— START OF Excerpted data —
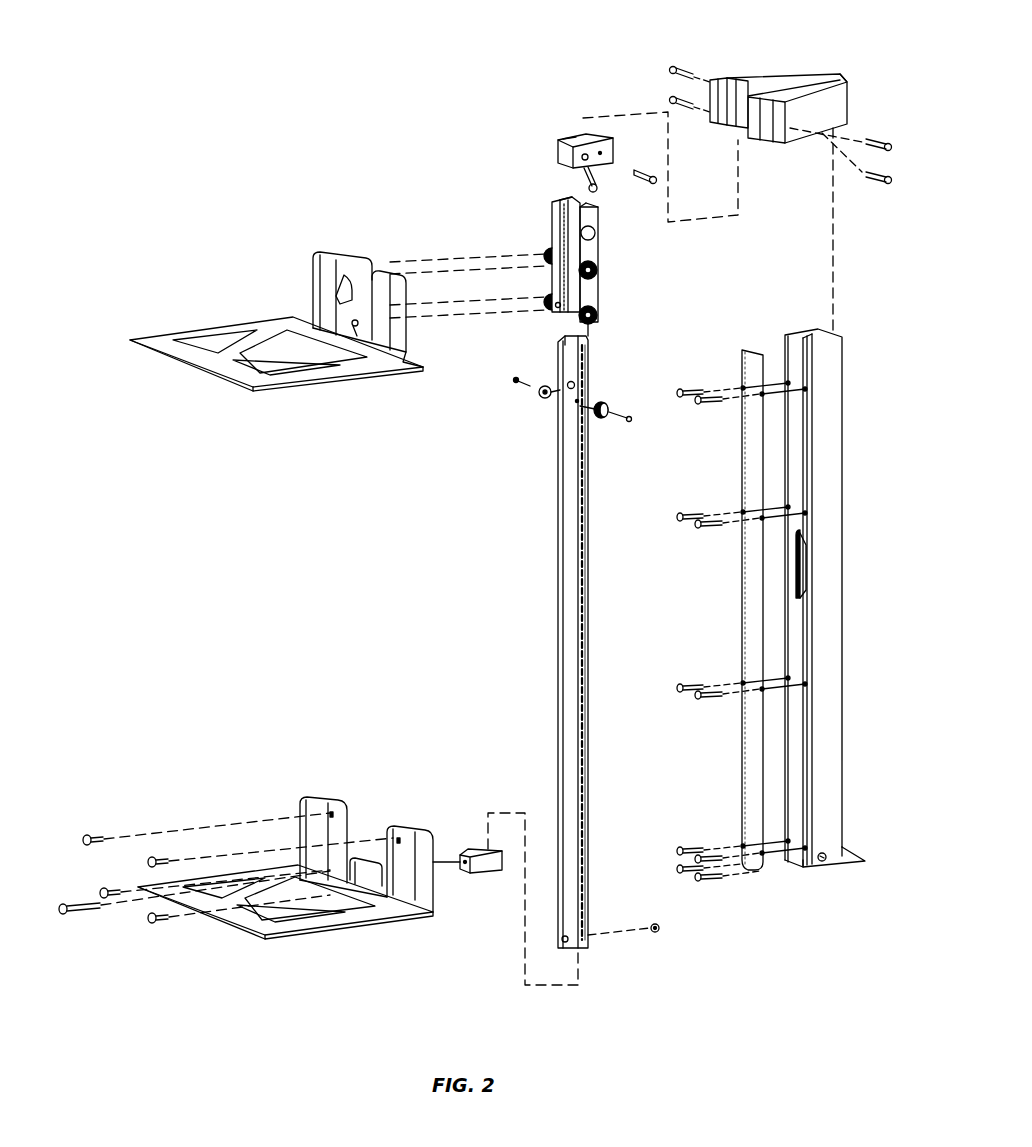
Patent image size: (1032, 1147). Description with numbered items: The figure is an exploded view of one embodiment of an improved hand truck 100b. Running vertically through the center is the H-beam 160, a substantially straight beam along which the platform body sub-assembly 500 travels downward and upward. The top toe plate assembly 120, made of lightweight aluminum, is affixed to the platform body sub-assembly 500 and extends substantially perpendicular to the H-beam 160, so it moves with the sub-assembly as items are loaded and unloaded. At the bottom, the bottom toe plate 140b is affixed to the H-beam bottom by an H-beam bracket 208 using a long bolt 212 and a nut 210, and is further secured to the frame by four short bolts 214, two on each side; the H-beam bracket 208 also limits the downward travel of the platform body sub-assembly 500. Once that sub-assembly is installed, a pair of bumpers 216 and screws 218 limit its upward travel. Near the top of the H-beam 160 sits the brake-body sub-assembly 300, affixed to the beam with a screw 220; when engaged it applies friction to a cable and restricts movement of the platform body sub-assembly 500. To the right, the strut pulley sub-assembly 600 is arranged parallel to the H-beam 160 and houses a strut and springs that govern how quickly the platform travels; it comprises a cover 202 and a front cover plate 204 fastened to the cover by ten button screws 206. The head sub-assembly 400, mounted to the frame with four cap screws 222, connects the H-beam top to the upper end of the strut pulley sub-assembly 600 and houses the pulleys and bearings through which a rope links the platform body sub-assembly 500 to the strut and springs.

The hand truck 100b is at (308, 103).
The top toe plate assembly 120 is at (305, 389).
The bottom toe plate 140b is at (308, 937).
The H-beam 160 is at (556, 641).
The cover 202 is at (843, 735).
The front cover plate 204 is at (766, 880).
The button screws 206 is at (695, 882).
The H-beam bracket 208 is at (477, 877).
The nut 210 is at (652, 938).
The long bolt 212 is at (84, 916).
The short bolts 214 is at (158, 929).
The bumpers 216 is at (540, 399).
The screws 218 is at (512, 384).
The screw 220 is at (642, 165).
The cap screws 222 is at (682, 65).
The brake-body sub-assembly 300 is at (566, 130).
The head sub-assembly 400 is at (803, 70).
The platform body sub-assembly 500 is at (552, 198).
The strut pulley sub-assembly 600 is at (844, 624).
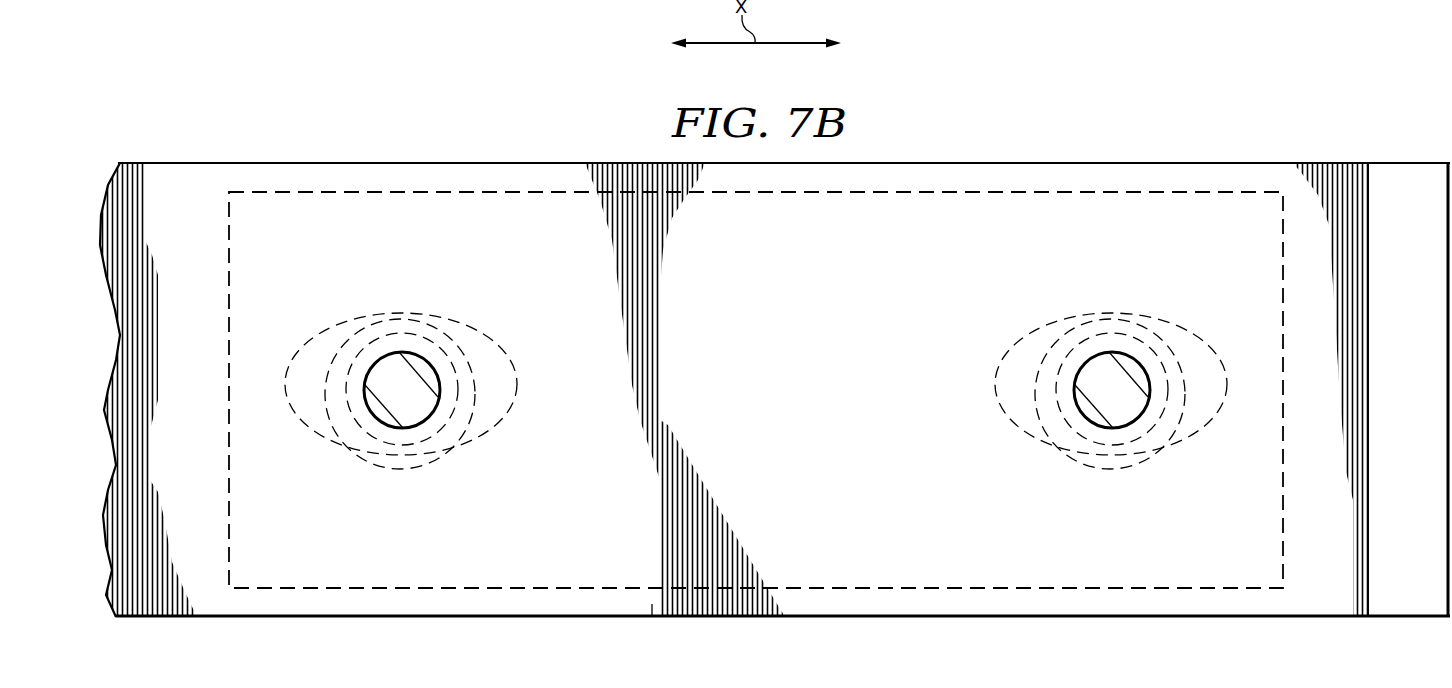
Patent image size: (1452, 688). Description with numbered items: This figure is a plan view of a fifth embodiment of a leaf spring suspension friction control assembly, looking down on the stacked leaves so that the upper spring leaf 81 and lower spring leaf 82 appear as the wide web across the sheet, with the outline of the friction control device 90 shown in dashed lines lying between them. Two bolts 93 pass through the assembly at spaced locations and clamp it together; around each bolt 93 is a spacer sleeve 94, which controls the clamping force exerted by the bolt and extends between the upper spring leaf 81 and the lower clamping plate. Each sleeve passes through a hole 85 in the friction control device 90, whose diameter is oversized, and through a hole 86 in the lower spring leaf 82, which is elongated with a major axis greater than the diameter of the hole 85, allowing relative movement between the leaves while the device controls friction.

The upper spring leaf 81 is at (208, 208).
The lower spring leaf 82 is at (1422, 208).
The hole in friction control device 85 is at (468, 432).
The hole in lower spring leaf 86 is at (317, 436).
The friction control device 90 is at (1302, 567).
The bolt 93 is at (391, 378).
The spacer sleeve 94 is at (440, 397).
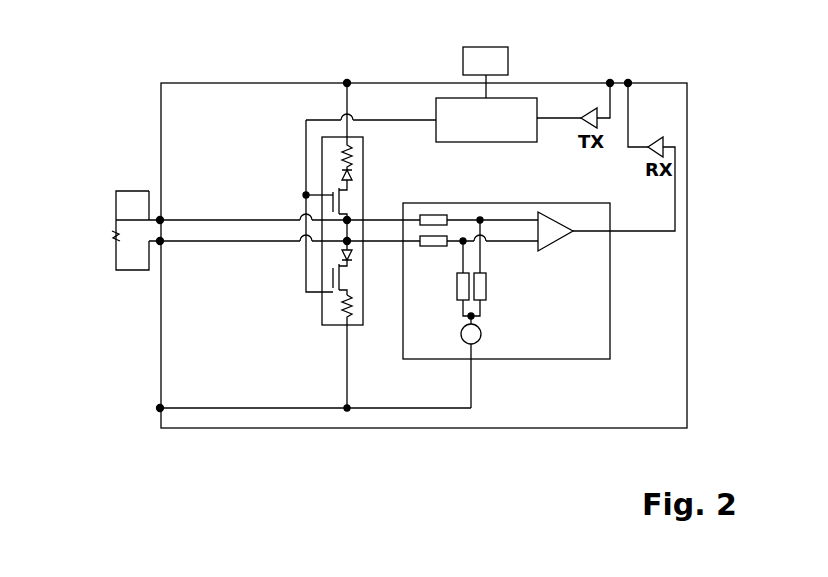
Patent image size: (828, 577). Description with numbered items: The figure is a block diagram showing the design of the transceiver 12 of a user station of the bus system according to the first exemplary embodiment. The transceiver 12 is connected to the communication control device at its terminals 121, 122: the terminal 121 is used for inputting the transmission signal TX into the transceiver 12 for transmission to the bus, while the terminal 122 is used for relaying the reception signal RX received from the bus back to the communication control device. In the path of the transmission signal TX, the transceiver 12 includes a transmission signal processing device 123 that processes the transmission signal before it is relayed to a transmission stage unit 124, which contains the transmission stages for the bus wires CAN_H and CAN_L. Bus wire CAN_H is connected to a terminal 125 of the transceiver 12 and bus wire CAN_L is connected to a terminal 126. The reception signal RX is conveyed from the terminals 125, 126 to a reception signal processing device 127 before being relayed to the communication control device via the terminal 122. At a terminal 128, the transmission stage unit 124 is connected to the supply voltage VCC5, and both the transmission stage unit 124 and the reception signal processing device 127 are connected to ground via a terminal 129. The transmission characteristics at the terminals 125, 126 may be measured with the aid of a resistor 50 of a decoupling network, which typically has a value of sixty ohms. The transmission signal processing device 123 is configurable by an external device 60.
— END OF Excerpted data —
Exercise objective: Recast everything from the line containing "Patent image size: (1452, 688)." down to the line containing "The hole in friction" as a numbered list, leaving out blank lines.

Answer below:
1. Patent image size: (1452, 688). Description with numbered items: This figure is a plan view of a fifth embodiment of a leaf spring suspension friction control assembly, looking down on the stacked leaves so that the upper spring leaf 81 and lower spring leaf 82 appear as the wide web across the sheet, with the outline of the friction control device 90 shown in dashed lines lying between them. Two bolts 93 pass through the assembly at spaced locations and clamp it together; around each bolt 93 is a spacer sleeve 94, which controls the clamping force exerted by the bolt and extends between the upper spring leaf 81 and the lower clamping plate. Each sleeve passes through a hole 85 in the friction control device 90, whose diameter is oversized, and through a hole 86 in the lower spring leaf 82, which is elongated with a major axis greater than the diameter of the hole 85, allowing relative movement between the leaves while the device controls friction.
2. The upper spring leaf 81 is at (208, 208).
3. The lower spring leaf 82 is at (1422, 208).
4. The hole in friction control device 85 is at (468, 432).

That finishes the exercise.